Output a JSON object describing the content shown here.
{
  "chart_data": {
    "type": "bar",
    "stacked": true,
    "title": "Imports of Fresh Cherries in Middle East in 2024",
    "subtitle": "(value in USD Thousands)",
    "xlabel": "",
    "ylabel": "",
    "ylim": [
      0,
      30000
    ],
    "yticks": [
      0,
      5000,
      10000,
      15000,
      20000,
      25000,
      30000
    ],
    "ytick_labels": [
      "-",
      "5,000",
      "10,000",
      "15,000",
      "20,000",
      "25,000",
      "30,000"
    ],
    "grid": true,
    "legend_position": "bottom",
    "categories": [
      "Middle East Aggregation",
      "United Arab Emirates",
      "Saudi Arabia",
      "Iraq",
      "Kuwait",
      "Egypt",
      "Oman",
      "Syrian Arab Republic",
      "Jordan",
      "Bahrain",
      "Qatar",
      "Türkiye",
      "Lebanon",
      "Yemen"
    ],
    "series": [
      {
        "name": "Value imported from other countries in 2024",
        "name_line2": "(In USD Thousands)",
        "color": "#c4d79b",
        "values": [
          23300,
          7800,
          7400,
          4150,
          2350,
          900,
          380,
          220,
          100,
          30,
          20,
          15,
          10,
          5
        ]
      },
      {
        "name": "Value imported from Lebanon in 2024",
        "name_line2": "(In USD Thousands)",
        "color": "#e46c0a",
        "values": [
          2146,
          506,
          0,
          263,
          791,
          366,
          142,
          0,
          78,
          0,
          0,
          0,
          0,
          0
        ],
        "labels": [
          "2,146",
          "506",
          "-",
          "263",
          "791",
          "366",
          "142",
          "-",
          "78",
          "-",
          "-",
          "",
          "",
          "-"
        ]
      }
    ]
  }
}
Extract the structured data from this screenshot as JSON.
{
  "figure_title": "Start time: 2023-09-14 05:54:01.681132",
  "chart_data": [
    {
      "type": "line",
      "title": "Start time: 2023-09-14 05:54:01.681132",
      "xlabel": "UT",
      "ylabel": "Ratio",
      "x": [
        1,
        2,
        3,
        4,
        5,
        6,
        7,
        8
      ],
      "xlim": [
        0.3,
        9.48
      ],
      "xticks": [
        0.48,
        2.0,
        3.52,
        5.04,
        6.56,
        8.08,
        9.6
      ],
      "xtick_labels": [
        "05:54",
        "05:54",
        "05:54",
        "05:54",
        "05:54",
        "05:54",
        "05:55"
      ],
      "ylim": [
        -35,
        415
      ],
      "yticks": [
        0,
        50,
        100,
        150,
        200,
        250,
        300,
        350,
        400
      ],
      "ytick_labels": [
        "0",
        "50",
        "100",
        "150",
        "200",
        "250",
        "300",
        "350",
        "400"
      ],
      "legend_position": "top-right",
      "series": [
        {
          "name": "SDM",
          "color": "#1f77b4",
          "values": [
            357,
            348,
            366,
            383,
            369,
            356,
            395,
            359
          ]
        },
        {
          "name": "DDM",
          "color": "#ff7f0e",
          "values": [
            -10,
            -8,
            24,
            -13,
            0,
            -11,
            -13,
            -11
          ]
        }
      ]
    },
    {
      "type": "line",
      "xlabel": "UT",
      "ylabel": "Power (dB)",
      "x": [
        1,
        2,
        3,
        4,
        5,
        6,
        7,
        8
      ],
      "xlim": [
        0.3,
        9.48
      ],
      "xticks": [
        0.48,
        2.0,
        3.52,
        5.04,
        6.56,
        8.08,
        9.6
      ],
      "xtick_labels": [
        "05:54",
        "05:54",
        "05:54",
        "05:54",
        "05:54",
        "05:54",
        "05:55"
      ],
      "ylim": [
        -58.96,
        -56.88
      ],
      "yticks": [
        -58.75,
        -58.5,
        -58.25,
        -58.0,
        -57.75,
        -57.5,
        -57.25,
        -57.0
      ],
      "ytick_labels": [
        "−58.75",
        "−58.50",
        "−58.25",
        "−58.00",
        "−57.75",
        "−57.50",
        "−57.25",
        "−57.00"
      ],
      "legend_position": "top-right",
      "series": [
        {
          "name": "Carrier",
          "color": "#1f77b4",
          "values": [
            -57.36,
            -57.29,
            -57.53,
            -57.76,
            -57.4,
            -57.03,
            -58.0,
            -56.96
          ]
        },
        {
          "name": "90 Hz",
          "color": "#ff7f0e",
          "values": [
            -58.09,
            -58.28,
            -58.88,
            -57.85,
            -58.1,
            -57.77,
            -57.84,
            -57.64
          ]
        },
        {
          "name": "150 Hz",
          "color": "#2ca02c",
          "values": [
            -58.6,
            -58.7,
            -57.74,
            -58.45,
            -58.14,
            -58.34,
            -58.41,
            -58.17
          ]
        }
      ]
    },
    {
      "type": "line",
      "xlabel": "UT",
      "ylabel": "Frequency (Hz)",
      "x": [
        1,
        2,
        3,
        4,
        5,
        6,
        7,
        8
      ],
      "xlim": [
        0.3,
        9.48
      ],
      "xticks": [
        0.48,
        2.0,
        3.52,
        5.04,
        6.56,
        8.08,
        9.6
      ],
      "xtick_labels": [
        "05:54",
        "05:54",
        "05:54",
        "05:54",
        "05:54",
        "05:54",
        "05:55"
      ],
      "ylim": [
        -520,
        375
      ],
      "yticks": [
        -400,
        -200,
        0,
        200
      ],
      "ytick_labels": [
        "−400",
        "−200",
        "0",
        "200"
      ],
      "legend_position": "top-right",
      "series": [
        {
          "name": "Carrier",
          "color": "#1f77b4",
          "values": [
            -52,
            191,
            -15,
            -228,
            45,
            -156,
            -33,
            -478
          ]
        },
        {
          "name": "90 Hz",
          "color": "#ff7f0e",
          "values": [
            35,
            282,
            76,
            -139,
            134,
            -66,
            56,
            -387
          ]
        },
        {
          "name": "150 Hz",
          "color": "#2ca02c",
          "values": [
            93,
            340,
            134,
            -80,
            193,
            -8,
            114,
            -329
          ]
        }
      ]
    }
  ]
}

★ ★ ★ ★ ★ ★ ★

Return only the number of lines in the data that contain "Start".

2